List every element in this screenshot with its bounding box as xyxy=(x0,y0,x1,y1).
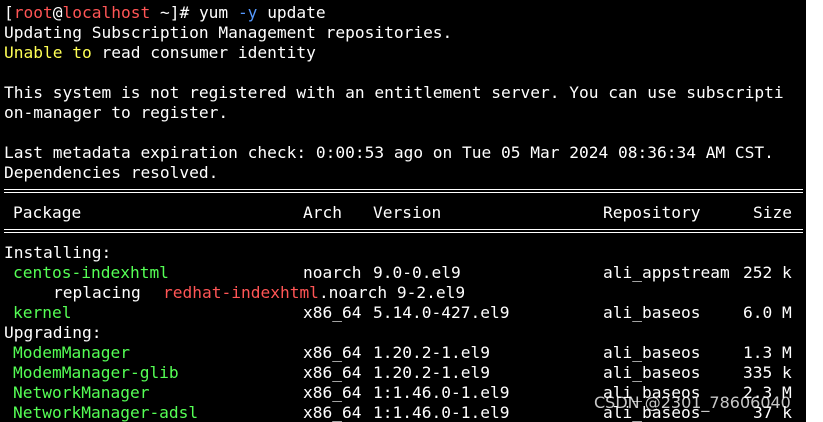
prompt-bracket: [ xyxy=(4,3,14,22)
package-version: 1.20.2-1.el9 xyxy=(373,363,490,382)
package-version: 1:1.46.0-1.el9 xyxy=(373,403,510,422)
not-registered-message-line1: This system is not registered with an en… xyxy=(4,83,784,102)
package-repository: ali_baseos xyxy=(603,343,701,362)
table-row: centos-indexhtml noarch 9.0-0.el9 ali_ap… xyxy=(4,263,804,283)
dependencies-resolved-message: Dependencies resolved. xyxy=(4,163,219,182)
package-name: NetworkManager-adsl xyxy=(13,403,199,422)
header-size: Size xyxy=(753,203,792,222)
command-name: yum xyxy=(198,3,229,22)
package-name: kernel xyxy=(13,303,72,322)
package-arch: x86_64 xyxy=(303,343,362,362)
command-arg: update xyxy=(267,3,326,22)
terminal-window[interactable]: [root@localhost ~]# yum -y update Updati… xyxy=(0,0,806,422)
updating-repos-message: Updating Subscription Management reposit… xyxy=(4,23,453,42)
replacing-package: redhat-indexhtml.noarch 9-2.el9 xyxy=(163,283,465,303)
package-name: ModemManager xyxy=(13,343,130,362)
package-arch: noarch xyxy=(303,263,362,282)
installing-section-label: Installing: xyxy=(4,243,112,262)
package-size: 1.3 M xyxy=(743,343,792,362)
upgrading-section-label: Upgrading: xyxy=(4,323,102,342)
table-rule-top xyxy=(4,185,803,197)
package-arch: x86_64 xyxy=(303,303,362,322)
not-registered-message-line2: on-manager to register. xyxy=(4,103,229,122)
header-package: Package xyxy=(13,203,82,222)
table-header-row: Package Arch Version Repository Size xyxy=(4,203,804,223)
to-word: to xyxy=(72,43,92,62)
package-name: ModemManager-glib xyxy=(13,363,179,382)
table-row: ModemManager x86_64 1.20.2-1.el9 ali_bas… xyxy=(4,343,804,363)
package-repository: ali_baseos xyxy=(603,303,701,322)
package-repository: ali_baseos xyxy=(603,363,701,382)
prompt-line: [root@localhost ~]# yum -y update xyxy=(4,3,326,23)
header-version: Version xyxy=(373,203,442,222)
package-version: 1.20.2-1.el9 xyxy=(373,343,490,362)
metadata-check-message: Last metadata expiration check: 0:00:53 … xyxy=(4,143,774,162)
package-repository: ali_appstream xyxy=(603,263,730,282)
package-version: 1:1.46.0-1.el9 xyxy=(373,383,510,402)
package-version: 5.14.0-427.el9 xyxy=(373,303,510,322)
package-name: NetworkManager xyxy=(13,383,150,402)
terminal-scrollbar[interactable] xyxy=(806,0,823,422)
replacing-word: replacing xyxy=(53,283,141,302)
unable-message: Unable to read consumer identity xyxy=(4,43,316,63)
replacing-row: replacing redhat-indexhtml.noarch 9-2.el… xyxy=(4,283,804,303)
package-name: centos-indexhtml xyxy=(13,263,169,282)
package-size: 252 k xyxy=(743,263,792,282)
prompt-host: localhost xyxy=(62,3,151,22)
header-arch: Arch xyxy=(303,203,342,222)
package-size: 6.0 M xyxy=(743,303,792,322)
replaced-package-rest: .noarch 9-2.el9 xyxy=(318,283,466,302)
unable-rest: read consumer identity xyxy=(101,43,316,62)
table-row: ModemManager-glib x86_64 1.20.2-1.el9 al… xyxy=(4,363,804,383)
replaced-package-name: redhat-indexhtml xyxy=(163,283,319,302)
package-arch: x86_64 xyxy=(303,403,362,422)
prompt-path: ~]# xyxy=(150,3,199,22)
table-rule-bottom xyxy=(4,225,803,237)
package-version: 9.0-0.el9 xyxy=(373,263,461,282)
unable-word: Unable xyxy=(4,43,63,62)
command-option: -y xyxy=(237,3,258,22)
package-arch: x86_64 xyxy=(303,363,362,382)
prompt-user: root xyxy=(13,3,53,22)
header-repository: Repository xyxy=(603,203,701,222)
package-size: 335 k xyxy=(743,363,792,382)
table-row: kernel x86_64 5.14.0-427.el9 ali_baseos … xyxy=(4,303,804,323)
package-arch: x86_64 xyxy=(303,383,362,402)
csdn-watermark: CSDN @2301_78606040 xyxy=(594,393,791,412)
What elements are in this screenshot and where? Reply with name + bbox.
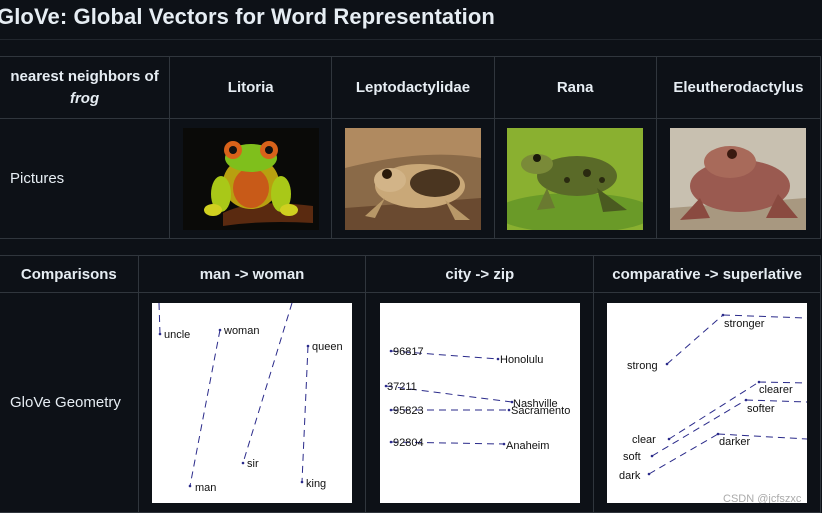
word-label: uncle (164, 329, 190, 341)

= = = =

PROBLEM STATEMENT. Please rewrite all the rows above with "ali_baseos" replaced by "ali_updates" everywhere, changing nothing else, and omit the pictures.

FULL SOLUTION.
List every element in this screenshot with its bounding box as xyxy=(x0,y0,x1,y1).
prompt-bracket: [ xyxy=(4,3,14,22)
package-version: 1.20.2-1.el9 xyxy=(373,363,490,382)
package-version: 1:1.46.0-1.el9 xyxy=(373,403,510,422)
not-registered-message-line1: This system is not registered with an en… xyxy=(4,83,784,102)
package-repository: ali_updates xyxy=(603,343,701,362)
table-row: centos-indexhtml noarch 9.0-0.el9 ali_ap… xyxy=(4,263,804,283)
dependencies-resolved-message: Dependencies resolved. xyxy=(4,163,219,182)
package-name: NetworkManager-adsl xyxy=(13,403,199,422)
header-size: Size xyxy=(753,203,792,222)
command-name: yum xyxy=(198,3,229,22)
package-name: kernel xyxy=(13,303,72,322)
package-arch: x86_64 xyxy=(303,343,362,362)
command-arg: update xyxy=(267,3,326,22)
terminal-window[interactable]: [root@localhost ~]# yum -y update Updati… xyxy=(0,0,806,422)
updating-repos-message: Updating Subscription Management reposit… xyxy=(4,23,453,42)
replacing-package: redhat-indexhtml.noarch 9-2.el9 xyxy=(163,283,465,303)
package-name: ModemManager xyxy=(13,343,130,362)
package-arch: noarch xyxy=(303,263,362,282)
installing-section-label: Installing: xyxy=(4,243,112,262)
package-size: 1.3 M xyxy=(743,343,792,362)
upgrading-section-label: Upgrading: xyxy=(4,323,102,342)
table-rule-top xyxy=(4,185,803,197)
package-arch: x86_64 xyxy=(303,303,362,322)
not-registered-message-line2: on-manager to register. xyxy=(4,103,229,122)
header-package: Package xyxy=(13,203,82,222)
table-header-row: Package Arch Version Repository Size xyxy=(4,203,804,223)
to-word: to xyxy=(72,43,92,62)
package-name: ModemManager-glib xyxy=(13,363,179,382)
table-row: ModemManager x86_64 1.20.2-1.el9 ali_bas… xyxy=(4,343,804,363)
package-repository: ali_updates xyxy=(603,303,701,322)
package-repository: ali_updates xyxy=(603,363,701,382)
prompt-line: [root@localhost ~]# yum -y update xyxy=(4,3,326,23)
header-version: Version xyxy=(373,203,442,222)
package-version: 1.20.2-1.el9 xyxy=(373,343,490,362)
metadata-check-message: Last metadata expiration check: 0:00:53 … xyxy=(4,143,774,162)
package-repository: ali_appstream xyxy=(603,263,730,282)
package-version: 1:1.46.0-1.el9 xyxy=(373,383,510,402)
package-version: 5.14.0-427.el9 xyxy=(373,303,510,322)
package-name: NetworkManager xyxy=(13,383,150,402)
terminal-scrollbar[interactable] xyxy=(806,0,823,422)
replacing-word: replacing xyxy=(53,283,141,302)
unable-message: Unable to read consumer identity xyxy=(4,43,316,63)
replacing-row: replacing redhat-indexhtml.noarch 9-2.el… xyxy=(4,283,804,303)
package-name: centos-indexhtml xyxy=(13,263,169,282)
package-size: 252 k xyxy=(743,263,792,282)
prompt-host: localhost xyxy=(62,3,151,22)
header-arch: Arch xyxy=(303,203,342,222)
package-size: 6.0 M xyxy=(743,303,792,322)
replaced-package-rest: .noarch 9-2.el9 xyxy=(318,283,466,302)
unable-rest: read consumer identity xyxy=(101,43,316,62)
table-row: ModemManager-glib x86_64 1.20.2-1.el9 al… xyxy=(4,363,804,383)
replaced-package-name: redhat-indexhtml xyxy=(163,283,319,302)
package-arch: x86_64 xyxy=(303,403,362,422)
prompt-path: ~]# xyxy=(150,3,199,22)
table-rule-bottom xyxy=(4,225,803,237)
package-version: 9.0-0.el9 xyxy=(373,263,461,282)
unable-word: Unable xyxy=(4,43,63,62)
command-option: -y xyxy=(237,3,258,22)
package-arch: x86_64 xyxy=(303,363,362,382)
prompt-user: root xyxy=(13,3,53,22)
header-repository: Repository xyxy=(603,203,701,222)
package-size: 335 k xyxy=(743,363,792,382)
table-row: kernel x86_64 5.14.0-427.el9 ali_updates … xyxy=(4,303,804,323)
package-arch: x86_64 xyxy=(303,383,362,402)
csdn-watermark: CSDN @2301_78606040 xyxy=(594,393,791,412)
What elements are in this screenshot and where? Reply with name + bbox.
word-label: uncle (164, 329, 190, 341)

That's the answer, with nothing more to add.